══ Extracted entries

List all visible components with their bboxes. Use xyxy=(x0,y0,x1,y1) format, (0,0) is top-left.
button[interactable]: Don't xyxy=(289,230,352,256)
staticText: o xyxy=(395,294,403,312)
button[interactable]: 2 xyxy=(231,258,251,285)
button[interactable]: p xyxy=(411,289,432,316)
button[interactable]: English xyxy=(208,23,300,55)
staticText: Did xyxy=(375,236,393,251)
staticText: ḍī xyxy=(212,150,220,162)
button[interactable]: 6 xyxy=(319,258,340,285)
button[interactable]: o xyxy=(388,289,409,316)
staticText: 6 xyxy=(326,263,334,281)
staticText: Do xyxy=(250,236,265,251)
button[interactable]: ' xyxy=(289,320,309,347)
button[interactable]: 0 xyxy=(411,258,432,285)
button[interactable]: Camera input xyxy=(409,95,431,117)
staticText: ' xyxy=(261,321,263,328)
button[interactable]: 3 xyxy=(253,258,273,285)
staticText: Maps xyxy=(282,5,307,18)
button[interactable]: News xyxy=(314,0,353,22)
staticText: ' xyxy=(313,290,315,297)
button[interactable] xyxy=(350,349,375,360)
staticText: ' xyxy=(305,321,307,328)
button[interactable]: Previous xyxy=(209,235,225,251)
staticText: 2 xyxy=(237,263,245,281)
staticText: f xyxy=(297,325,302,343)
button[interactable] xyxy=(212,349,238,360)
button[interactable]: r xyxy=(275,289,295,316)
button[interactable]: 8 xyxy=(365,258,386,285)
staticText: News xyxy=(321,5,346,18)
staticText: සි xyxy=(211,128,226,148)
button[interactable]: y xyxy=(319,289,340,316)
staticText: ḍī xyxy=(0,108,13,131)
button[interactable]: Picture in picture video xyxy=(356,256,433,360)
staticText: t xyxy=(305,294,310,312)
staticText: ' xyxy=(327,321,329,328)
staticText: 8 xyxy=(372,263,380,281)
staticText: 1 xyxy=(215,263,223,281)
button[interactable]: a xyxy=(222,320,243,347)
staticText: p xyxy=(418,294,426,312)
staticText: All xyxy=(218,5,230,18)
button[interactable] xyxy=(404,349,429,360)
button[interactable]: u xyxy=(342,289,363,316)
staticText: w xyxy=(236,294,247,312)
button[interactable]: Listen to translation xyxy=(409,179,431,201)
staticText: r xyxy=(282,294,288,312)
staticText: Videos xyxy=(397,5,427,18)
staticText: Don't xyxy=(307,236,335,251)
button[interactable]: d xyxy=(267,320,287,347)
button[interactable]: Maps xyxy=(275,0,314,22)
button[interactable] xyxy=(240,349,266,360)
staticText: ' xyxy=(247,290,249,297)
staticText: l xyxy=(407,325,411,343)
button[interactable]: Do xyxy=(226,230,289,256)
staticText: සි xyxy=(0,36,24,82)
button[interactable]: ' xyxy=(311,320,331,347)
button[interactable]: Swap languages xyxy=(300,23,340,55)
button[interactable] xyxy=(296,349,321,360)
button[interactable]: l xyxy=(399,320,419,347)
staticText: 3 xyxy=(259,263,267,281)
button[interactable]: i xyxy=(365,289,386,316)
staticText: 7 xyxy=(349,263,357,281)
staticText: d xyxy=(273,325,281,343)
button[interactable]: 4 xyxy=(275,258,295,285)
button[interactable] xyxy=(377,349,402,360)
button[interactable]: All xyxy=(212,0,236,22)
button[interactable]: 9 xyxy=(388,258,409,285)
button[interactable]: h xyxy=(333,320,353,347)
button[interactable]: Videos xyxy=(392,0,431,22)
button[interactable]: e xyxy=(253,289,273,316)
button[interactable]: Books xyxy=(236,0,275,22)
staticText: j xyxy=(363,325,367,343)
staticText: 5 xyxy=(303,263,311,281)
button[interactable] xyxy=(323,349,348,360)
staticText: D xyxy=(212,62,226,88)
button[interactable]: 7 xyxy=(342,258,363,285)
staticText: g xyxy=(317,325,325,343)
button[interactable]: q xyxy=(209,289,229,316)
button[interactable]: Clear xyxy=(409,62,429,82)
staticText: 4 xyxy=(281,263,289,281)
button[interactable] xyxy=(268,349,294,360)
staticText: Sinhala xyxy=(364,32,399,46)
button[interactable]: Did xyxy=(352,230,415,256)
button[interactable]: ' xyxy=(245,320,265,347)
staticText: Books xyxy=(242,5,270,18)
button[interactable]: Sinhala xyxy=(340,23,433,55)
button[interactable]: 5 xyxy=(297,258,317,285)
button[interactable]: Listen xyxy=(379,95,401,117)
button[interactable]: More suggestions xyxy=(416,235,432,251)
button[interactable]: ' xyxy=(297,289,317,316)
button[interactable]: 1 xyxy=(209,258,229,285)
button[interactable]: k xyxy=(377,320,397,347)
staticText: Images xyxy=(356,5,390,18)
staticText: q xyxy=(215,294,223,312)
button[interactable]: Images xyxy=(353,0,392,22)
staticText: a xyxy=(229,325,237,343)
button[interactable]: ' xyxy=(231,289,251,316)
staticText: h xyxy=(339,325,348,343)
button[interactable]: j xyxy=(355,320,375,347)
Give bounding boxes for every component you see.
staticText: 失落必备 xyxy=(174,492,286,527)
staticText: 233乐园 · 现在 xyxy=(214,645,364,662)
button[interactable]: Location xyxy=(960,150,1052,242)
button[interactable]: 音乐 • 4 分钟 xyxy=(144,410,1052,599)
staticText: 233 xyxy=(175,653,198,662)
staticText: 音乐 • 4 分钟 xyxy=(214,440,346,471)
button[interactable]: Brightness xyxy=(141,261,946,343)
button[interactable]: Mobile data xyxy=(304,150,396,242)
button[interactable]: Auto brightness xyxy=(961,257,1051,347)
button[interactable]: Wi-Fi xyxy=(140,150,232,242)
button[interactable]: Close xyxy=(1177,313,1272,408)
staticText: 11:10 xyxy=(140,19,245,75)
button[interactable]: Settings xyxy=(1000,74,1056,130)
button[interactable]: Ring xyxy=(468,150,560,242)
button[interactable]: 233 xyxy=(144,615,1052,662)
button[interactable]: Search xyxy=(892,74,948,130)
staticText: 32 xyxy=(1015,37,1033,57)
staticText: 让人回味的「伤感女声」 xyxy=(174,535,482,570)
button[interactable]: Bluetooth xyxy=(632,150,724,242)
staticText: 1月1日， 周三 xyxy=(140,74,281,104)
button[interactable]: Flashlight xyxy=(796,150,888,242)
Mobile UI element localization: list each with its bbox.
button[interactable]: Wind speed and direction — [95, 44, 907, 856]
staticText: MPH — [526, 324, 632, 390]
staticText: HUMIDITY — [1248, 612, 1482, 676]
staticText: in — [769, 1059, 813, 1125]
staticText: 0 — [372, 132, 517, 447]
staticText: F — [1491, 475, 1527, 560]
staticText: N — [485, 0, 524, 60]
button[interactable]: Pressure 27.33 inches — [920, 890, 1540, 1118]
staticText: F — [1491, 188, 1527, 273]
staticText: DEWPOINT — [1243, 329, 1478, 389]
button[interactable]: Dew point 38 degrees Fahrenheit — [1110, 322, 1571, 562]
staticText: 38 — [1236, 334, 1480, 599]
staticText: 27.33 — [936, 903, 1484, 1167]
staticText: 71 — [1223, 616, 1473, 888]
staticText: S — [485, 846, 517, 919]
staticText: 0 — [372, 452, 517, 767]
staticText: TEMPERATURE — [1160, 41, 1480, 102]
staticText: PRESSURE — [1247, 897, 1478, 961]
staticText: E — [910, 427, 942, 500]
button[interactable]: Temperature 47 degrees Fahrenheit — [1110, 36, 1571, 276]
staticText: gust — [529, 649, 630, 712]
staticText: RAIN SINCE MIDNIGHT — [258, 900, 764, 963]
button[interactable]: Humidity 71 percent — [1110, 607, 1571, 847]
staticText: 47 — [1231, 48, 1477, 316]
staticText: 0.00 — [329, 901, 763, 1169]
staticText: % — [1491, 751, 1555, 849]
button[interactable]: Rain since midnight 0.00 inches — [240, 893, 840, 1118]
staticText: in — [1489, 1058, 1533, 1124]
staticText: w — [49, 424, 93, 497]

════

■ **Direction**: Extract every line of the items that contains the word "Videos", matching case exactly.

■ **Expected output**:
staticText: Videos xyxy=(397,5,427,18)
button[interactable]: Videos xyxy=(392,0,431,22)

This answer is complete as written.